Exact reproduction of the data is required, with images excluded.

--- START OF Dataset ---

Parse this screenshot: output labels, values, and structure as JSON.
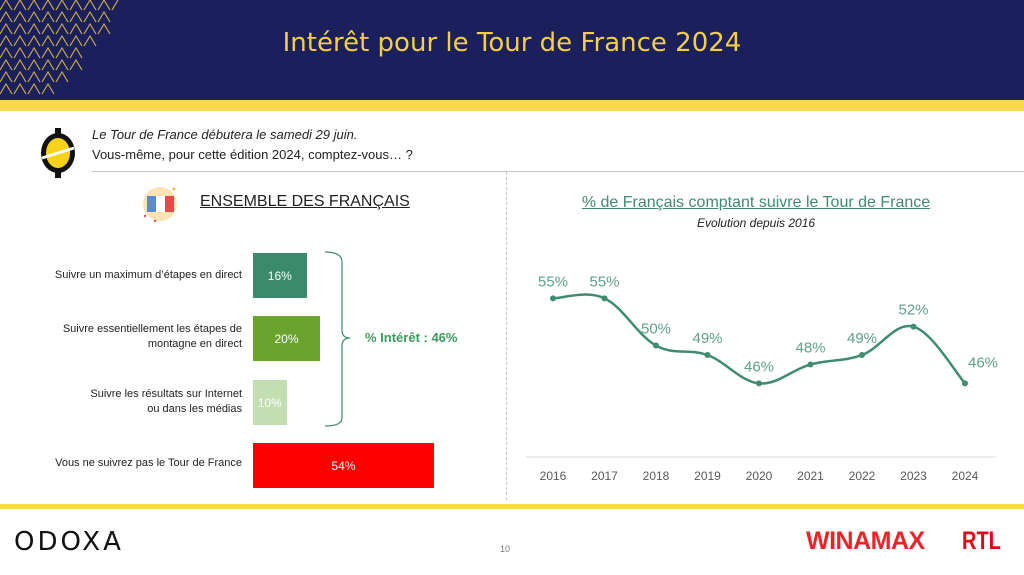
{
  "header": {
    "title": "Intérêt pour le Tour de France 2024"
  },
  "question": {
    "line1": "Le Tour de France débutera le samedi 29 juin.",
    "line2": "Vous-même, pour cette édition 2024, comptez-vous… ?"
  },
  "left_panel": {
    "section_title": "ENSEMBLE DES FRANÇAIS",
    "interest_summary": "% Intérêt : 46%"
  },
  "footer": {
    "odoxa_logo": "ODOXA",
    "page_number": "10",
    "winamax_logo": "WINAMAX",
    "rtl_logo": "RTL"
  },
  "colors": {
    "header_bg": "#1b1f5c",
    "accent_yellow": "#f9d84f",
    "line_green": "#3f8c6e",
    "bar_dark_green": "#3c8a6c",
    "bar_green": "#6aa42f",
    "bar_light_green": "#c3deb0",
    "bar_red": "#ff0000"
  },
  "chart_data": [
    {
      "type": "bar",
      "orientation": "horizontal",
      "title": "ENSEMBLE DES FRANÇAIS",
      "categories": [
        "Suivre un maximum d’étapes en direct",
        "Suivre essentiellement les étapes de montagne en direct",
        "Suivre les résultats sur Internet ou dans les médias",
        "Vous ne suivrez pas le Tour de France"
      ],
      "category_lines": [
        [
          "Suivre un maximum d’étapes en direct"
        ],
        [
          "Suivre essentiellement les étapes de",
          "montagne en direct"
        ],
        [
          "Suivre les résultats sur Internet",
          "ou dans les médias"
        ],
        [
          "Vous ne suivrez pas le Tour de France"
        ]
      ],
      "values": [
        16,
        20,
        10,
        54
      ],
      "labels": [
        "16%",
        "20%",
        "10%",
        "54%"
      ],
      "bar_colors": [
        "#3c8a6c",
        "#6aa42f",
        "#c3deb0",
        "#ff0000"
      ],
      "annotation": "% Intérêt : 46%",
      "xlim": [
        0,
        100
      ]
    },
    {
      "type": "line",
      "title": "% de Français comptant suivre le Tour de France",
      "subtitle": "Evolution depuis 2016",
      "x": [
        "2016",
        "2017",
        "2018",
        "2019",
        "2020",
        "2021",
        "2022",
        "2023",
        "2024"
      ],
      "values": [
        55,
        55,
        50,
        49,
        46,
        48,
        49,
        52,
        46
      ],
      "labels": [
        "55%",
        "55%",
        "50%",
        "49%",
        "46%",
        "48%",
        "49%",
        "52%",
        "46%"
      ],
      "ylim": [
        40,
        58
      ],
      "grid": false,
      "smooth": true
    }
  ]
}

--- END OF Dataset ---

**Task response:**
Parse this screenshot: output labels, values, and structure as JSON.
{
  "header": {
    "title": "Intérêt pour le Tour de France 2024"
  },
  "question": {
    "line1": "Le Tour de France débutera le samedi 29 juin.",
    "line2": "Vous-même, pour cette édition 2024, comptez-vous… ?"
  },
  "left_panel": {
    "section_title": "ENSEMBLE DES FRANÇAIS",
    "interest_summary": "% Intérêt : 46%"
  },
  "footer": {
    "odoxa_logo": "ODOXA",
    "page_number": "10",
    "winamax_logo": "WINAMAX",
    "rtl_logo": "RTL"
  },
  "colors": {
    "header_bg": "#1b1f5c",
    "accent_yellow": "#f9d84f",
    "line_green": "#3f8c6e",
    "bar_dark_green": "#3c8a6c",
    "bar_green": "#6aa42f",
    "bar_light_green": "#c3deb0",
    "bar_red": "#ff0000"
  },
  "chart_data": [
    {
      "type": "bar",
      "orientation": "horizontal",
      "title": "ENSEMBLE DES FRANÇAIS",
      "categories": [
        "Suivre un maximum d’étapes en direct",
        "Suivre essentiellement les étapes de montagne en direct",
        "Suivre les résultats sur Internet ou dans les médias",
        "Vous ne suivrez pas le Tour de France"
      ],
      "category_lines": [
        [
          "Suivre un maximum d’étapes en direct"
        ],
        [
          "Suivre essentiellement les étapes de",
          "montagne en direct"
        ],
        [
          "Suivre les résultats sur Internet",
          "ou dans les médias"
        ],
        [
          "Vous ne suivrez pas le Tour de France"
        ]
      ],
      "values": [
        16,
        20,
        10,
        54
      ],
      "labels": [
        "16%",
        "20%",
        "10%",
        "54%"
      ],
      "bar_colors": [
        "#3c8a6c",
        "#6aa42f",
        "#c3deb0",
        "#ff0000"
      ],
      "annotation": "% Intérêt : 46%",
      "xlim": [
        0,
        100
      ]
    },
    {
      "type": "line",
      "title": "% de Français comptant suivre le Tour de France",
      "subtitle": "Evolution depuis 2016",
      "x": [
        "2016",
        "2017",
        "2018",
        "2019",
        "2020",
        "2021",
        "2022",
        "2023",
        "2024"
      ],
      "values": [
        55,
        55,
        50,
        49,
        46,
        48,
        49,
        52,
        46
      ],
      "labels": [
        "55%",
        "55%",
        "50%",
        "49%",
        "46%",
        "48%",
        "49%",
        "52%",
        "46%"
      ],
      "ylim": [
        40,
        58
      ],
      "grid": false,
      "smooth": true
    }
  ]
}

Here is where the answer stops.